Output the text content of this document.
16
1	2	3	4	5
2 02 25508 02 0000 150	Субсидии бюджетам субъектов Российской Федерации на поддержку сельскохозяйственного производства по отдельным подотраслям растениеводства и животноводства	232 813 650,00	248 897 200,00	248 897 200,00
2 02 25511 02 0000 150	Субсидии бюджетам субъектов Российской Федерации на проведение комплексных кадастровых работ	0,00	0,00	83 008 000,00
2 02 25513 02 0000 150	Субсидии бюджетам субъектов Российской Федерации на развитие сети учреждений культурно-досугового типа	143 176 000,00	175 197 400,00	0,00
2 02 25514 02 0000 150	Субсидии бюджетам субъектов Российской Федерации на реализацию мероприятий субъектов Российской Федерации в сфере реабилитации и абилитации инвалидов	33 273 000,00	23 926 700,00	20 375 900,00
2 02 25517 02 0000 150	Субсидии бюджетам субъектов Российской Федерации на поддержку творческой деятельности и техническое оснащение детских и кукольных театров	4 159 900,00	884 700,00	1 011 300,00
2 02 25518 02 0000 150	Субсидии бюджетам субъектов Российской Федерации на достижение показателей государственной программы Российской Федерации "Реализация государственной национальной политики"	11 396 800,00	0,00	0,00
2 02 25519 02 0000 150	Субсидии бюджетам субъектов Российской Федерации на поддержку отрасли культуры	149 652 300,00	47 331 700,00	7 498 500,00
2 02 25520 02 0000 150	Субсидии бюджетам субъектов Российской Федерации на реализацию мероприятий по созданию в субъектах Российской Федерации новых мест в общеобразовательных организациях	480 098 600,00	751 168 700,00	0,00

- - -

Scan the listing above and identify each line holding the string "субъектов"; copy every such line.

2 02 25508 02 0000 150	Субсидии бюджетам субъектов Российской Федерации на поддержку сельскохозяйственного производства по отдельным подотраслям растениеводства и животноводства	232 813 650,00	248 897 200,00	248 897 200,00
2 02 25511 02 0000 150	Субсидии бюджетам субъектов Российской Федерации на проведение комплексных кадастровых работ	0,00	0,00	83 008 000,00
2 02 25513 02 0000 150	Субсидии бюджетам субъектов Российской Федерации на развитие сети учреждений культурно-досугового типа	143 176 000,00	175 197 400,00	0,00
2 02 25514 02 0000 150	Субсидии бюджетам субъектов Российской Федерации на реализацию мероприятий субъектов Российской Федерации в сфере реабилитации и абилитации инвалидов	33 273 000,00	23 926 700,00	20 375 900,00
2 02 25517 02 0000 150	Субсидии бюджетам субъектов Российской Федерации на поддержку творческой деятельности и техническое оснащение детских и кукольных театров	4 159 900,00	884 700,00	1 011 300,00
2 02 25518 02 0000 150	Субсидии бюджетам субъектов Российской Федерации на достижение показателей государственной программы Российской Федерации "Реализация государственной национальной политики"	11 396 800,00	0,00	0,00
2 02 25519 02 0000 150	Субсидии бюджетам субъектов Российской Федерации на поддержку отрасли культуры	149 652 300,00	47 331 700,00	7 498 500,00
2 02 25520 02 0000 150	Субсидии бюджетам субъектов Российской Федерации на реализацию мероприятий по созданию в субъектах Российской Федерации новых мест в общеобразовательных организациях	480 098 600,00	751 168 700,00	0,00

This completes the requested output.